**What is required**
Leaving out all images, write out the records that follow exactly.

(Entries from a dataset)
## begin

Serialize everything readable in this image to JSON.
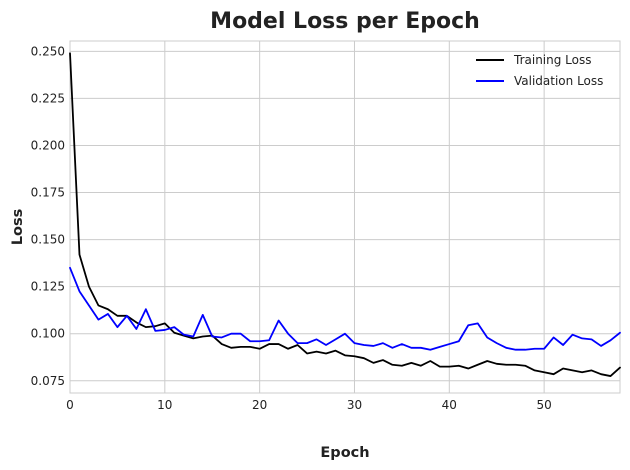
{
  "chart_data": {
    "type": "line",
    "title": "Model Loss per Epoch",
    "xlabel": "Epoch",
    "ylabel": "Loss",
    "xlim": [
      0,
      58
    ],
    "ylim": [
      0.0685,
      0.2555
    ],
    "x_ticks": [
      0,
      10,
      20,
      30,
      40,
      50
    ],
    "y_ticks": [
      0.075,
      0.1,
      0.125,
      0.15,
      0.175,
      0.2,
      0.225,
      0.25
    ],
    "y_tick_labels": [
      "0.075",
      "0.100",
      "0.125",
      "0.150",
      "0.175",
      "0.200",
      "0.225",
      "0.250"
    ],
    "grid": true,
    "legend_position": "top-right",
    "series": [
      {
        "name": "Training Loss",
        "color": "#000000",
        "x": [
          0,
          1,
          2,
          3,
          4,
          5,
          6,
          7,
          8,
          9,
          10,
          11,
          12,
          13,
          14,
          15,
          16,
          17,
          18,
          19,
          20,
          21,
          22,
          23,
          24,
          25,
          26,
          27,
          28,
          29,
          30,
          31,
          32,
          33,
          34,
          35,
          36,
          37,
          38,
          39,
          40,
          41,
          42,
          43,
          44,
          45,
          46,
          47,
          48,
          49,
          50,
          51,
          52,
          53,
          54,
          55,
          56,
          57,
          58
        ],
        "values": [
          0.249,
          0.142,
          0.125,
          0.115,
          0.113,
          0.1095,
          0.1095,
          0.106,
          0.1035,
          0.104,
          0.1055,
          0.1005,
          0.099,
          0.0975,
          0.0985,
          0.099,
          0.0945,
          0.0925,
          0.093,
          0.093,
          0.092,
          0.0945,
          0.0945,
          0.092,
          0.094,
          0.0895,
          0.0905,
          0.0895,
          0.091,
          0.0885,
          0.088,
          0.087,
          0.0845,
          0.086,
          0.0835,
          0.083,
          0.0845,
          0.083,
          0.0855,
          0.0825,
          0.0825,
          0.083,
          0.0815,
          0.0835,
          0.0855,
          0.084,
          0.0835,
          0.0835,
          0.083,
          0.0805,
          0.0795,
          0.0785,
          0.0815,
          0.0805,
          0.0795,
          0.0805,
          0.0785,
          0.0775,
          0.082
        ]
      },
      {
        "name": "Validation Loss",
        "color": "#0000ff",
        "x": [
          0,
          1,
          2,
          3,
          4,
          5,
          6,
          7,
          8,
          9,
          10,
          11,
          12,
          13,
          14,
          15,
          16,
          17,
          18,
          19,
          20,
          21,
          22,
          23,
          24,
          25,
          26,
          27,
          28,
          29,
          30,
          31,
          32,
          33,
          34,
          35,
          36,
          37,
          38,
          39,
          40,
          41,
          42,
          43,
          44,
          45,
          46,
          47,
          48,
          49,
          50,
          51,
          52,
          53,
          54,
          55,
          56,
          57,
          58
        ],
        "values": [
          0.135,
          0.1225,
          0.115,
          0.1075,
          0.1105,
          0.1035,
          0.1095,
          0.1025,
          0.113,
          0.1015,
          0.102,
          0.1035,
          0.0995,
          0.0985,
          0.11,
          0.0985,
          0.098,
          0.1,
          0.1,
          0.096,
          0.096,
          0.0965,
          0.107,
          0.1,
          0.095,
          0.095,
          0.097,
          0.094,
          0.097,
          0.1,
          0.095,
          0.094,
          0.0935,
          0.095,
          0.0925,
          0.0945,
          0.0925,
          0.0925,
          0.0915,
          0.093,
          0.0945,
          0.096,
          0.1045,
          0.1055,
          0.098,
          0.095,
          0.0925,
          0.0915,
          0.0915,
          0.092,
          0.092,
          0.098,
          0.094,
          0.0995,
          0.0975,
          0.097,
          0.0935,
          0.0965,
          0.1005
        ]
      }
    ]
  }
}
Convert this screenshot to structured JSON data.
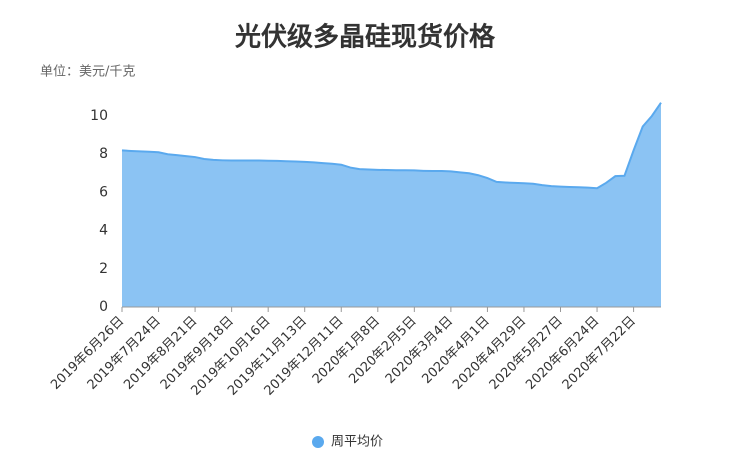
{
  "chart_data": {
    "type": "area",
    "title": "光伏级多晶硅现货价格",
    "unit_label": "单位：美元/千克",
    "categories": [
      "2019年6月26日",
      null,
      null,
      null,
      "2019年7月24日",
      null,
      null,
      null,
      "2019年8月21日",
      null,
      null,
      null,
      "2019年9月18日",
      null,
      null,
      null,
      "2019年10月16日",
      null,
      null,
      null,
      "2019年11月13日",
      null,
      null,
      null,
      "2019年12月11日",
      null,
      null,
      null,
      "2020年1月8日",
      null,
      null,
      null,
      "2020年2月5日",
      null,
      null,
      null,
      "2020年3月4日",
      null,
      null,
      null,
      "2020年4月1日",
      null,
      null,
      null,
      "2020年4月29日",
      null,
      null,
      null,
      "2020年5月27日",
      null,
      null,
      null,
      "2020年6月24日",
      null,
      null,
      null,
      "2020年7月22日",
      null,
      null,
      null
    ],
    "series": [
      {
        "name": "周平均价",
        "color": "#5aa9ee",
        "values": [
          8.2,
          8.17,
          8.15,
          8.13,
          8.1,
          8.0,
          7.95,
          7.9,
          7.85,
          7.75,
          7.7,
          7.68,
          7.67,
          7.67,
          7.67,
          7.67,
          7.66,
          7.65,
          7.63,
          7.62,
          7.6,
          7.57,
          7.53,
          7.5,
          7.45,
          7.3,
          7.22,
          7.2,
          7.18,
          7.17,
          7.16,
          7.16,
          7.15,
          7.13,
          7.12,
          7.12,
          7.1,
          7.05,
          7.0,
          6.9,
          6.75,
          6.55,
          6.52,
          6.5,
          6.48,
          6.45,
          6.38,
          6.33,
          6.3,
          6.28,
          6.27,
          6.25,
          6.22,
          6.5,
          6.85,
          6.87,
          8.2,
          9.45,
          10.0,
          10.7
        ]
      }
    ],
    "ylim": [
      0,
      11
    ],
    "yticks": [
      0,
      2,
      4,
      6,
      8,
      10
    ],
    "grid": false,
    "legend": "bottom"
  }
}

## end

**Problem solution**
Serialize everything readable in this image to JSON.
{
  "chart_data": {
    "type": "line",
    "title": "Model Loss per Epoch",
    "xlabel": "Epoch",
    "ylabel": "Loss",
    "xlim": [
      0,
      58
    ],
    "ylim": [
      0.0685,
      0.2555
    ],
    "x_ticks": [
      0,
      10,
      20,
      30,
      40,
      50
    ],
    "y_ticks": [
      0.075,
      0.1,
      0.125,
      0.15,
      0.175,
      0.2,
      0.225,
      0.25
    ],
    "y_tick_labels": [
      "0.075",
      "0.100",
      "0.125",
      "0.150",
      "0.175",
      "0.200",
      "0.225",
      "0.250"
    ],
    "grid": true,
    "legend_position": "top-right",
    "series": [
      {
        "name": "Training Loss",
        "color": "#000000",
        "x": [
          0,
          1,
          2,
          3,
          4,
          5,
          6,
          7,
          8,
          9,
          10,
          11,
          12,
          13,
          14,
          15,
          16,
          17,
          18,
          19,
          20,
          21,
          22,
          23,
          24,
          25,
          26,
          27,
          28,
          29,
          30,
          31,
          32,
          33,
          34,
          35,
          36,
          37,
          38,
          39,
          40,
          41,
          42,
          43,
          44,
          45,
          46,
          47,
          48,
          49,
          50,
          51,
          52,
          53,
          54,
          55,
          56,
          57,
          58
        ],
        "values": [
          0.249,
          0.142,
          0.125,
          0.115,
          0.113,
          0.1095,
          0.1095,
          0.106,
          0.1035,
          0.104,
          0.1055,
          0.1005,
          0.099,
          0.0975,
          0.0985,
          0.099,
          0.0945,
          0.0925,
          0.093,
          0.093,
          0.092,
          0.0945,
          0.0945,
          0.092,
          0.094,
          0.0895,
          0.0905,
          0.0895,
          0.091,
          0.0885,
          0.088,
          0.087,
          0.0845,
          0.086,
          0.0835,
          0.083,
          0.0845,
          0.083,
          0.0855,
          0.0825,
          0.0825,
          0.083,
          0.0815,
          0.0835,
          0.0855,
          0.084,
          0.0835,
          0.0835,
          0.083,
          0.0805,
          0.0795,
          0.0785,
          0.0815,
          0.0805,
          0.0795,
          0.0805,
          0.0785,
          0.0775,
          0.082
        ]
      },
      {
        "name": "Validation Loss",
        "color": "#0000ff",
        "x": [
          0,
          1,
          2,
          3,
          4,
          5,
          6,
          7,
          8,
          9,
          10,
          11,
          12,
          13,
          14,
          15,
          16,
          17,
          18,
          19,
          20,
          21,
          22,
          23,
          24,
          25,
          26,
          27,
          28,
          29,
          30,
          31,
          32,
          33,
          34,
          35,
          36,
          37,
          38,
          39,
          40,
          41,
          42,
          43,
          44,
          45,
          46,
          47,
          48,
          49,
          50,
          51,
          52,
          53,
          54,
          55,
          56,
          57,
          58
        ],
        "values": [
          0.135,
          0.1225,
          0.115,
          0.1075,
          0.1105,
          0.1035,
          0.1095,
          0.1025,
          0.113,
          0.1015,
          0.102,
          0.1035,
          0.0995,
          0.0985,
          0.11,
          0.0985,
          0.098,
          0.1,
          0.1,
          0.096,
          0.096,
          0.0965,
          0.107,
          0.1,
          0.095,
          0.095,
          0.097,
          0.094,
          0.097,
          0.1,
          0.095,
          0.094,
          0.0935,
          0.095,
          0.0925,
          0.0945,
          0.0925,
          0.0925,
          0.0915,
          0.093,
          0.0945,
          0.096,
          0.1045,
          0.1055,
          0.098,
          0.095,
          0.0925,
          0.0915,
          0.0915,
          0.092,
          0.092,
          0.098,
          0.094,
          0.0995,
          0.0975,
          0.097,
          0.0935,
          0.0965,
          0.1005
        ]
      }
    ]
  }
}
Convert this screenshot to structured JSON data.
{
  "chart_data": {
    "type": "area",
    "title": "光伏级多晶硅现货价格",
    "unit_label": "单位：美元/千克",
    "categories": [
      "2019年6月26日",
      null,
      null,
      null,
      "2019年7月24日",
      null,
      null,
      null,
      "2019年8月21日",
      null,
      null,
      null,
      "2019年9月18日",
      null,
      null,
      null,
      "2019年10月16日",
      null,
      null,
      null,
      "2019年11月13日",
      null,
      null,
      null,
      "2019年12月11日",
      null,
      null,
      null,
      "2020年1月8日",
      null,
      null,
      null,
      "2020年2月5日",
      null,
      null,
      null,
      "2020年3月4日",
      null,
      null,
      null,
      "2020年4月1日",
      null,
      null,
      null,
      "2020年4月29日",
      null,
      null,
      null,
      "2020年5月27日",
      null,
      null,
      null,
      "2020年6月24日",
      null,
      null,
      null,
      "2020年7月22日",
      null,
      null,
      null
    ],
    "series": [
      {
        "name": "周平均价",
        "color": "#5aa9ee",
        "values": [
          8.2,
          8.17,
          8.15,
          8.13,
          8.1,
          8.0,
          7.95,
          7.9,
          7.85,
          7.75,
          7.7,
          7.68,
          7.67,
          7.67,
          7.67,
          7.67,
          7.66,
          7.65,
          7.63,
          7.62,
          7.6,
          7.57,
          7.53,
          7.5,
          7.45,
          7.3,
          7.22,
          7.2,
          7.18,
          7.17,
          7.16,
          7.16,
          7.15,
          7.13,
          7.12,
          7.12,
          7.1,
          7.05,
          7.0,
          6.9,
          6.75,
          6.55,
          6.52,
          6.5,
          6.48,
          6.45,
          6.38,
          6.33,
          6.3,
          6.28,
          6.27,
          6.25,
          6.22,
          6.5,
          6.85,
          6.87,
          8.2,
          9.45,
          10.0,
          10.7
        ]
      }
    ],
    "ylim": [
      0,
      11
    ],
    "yticks": [
      0,
      2,
      4,
      6,
      8,
      10
    ],
    "grid": false,
    "legend": "bottom"
  }
}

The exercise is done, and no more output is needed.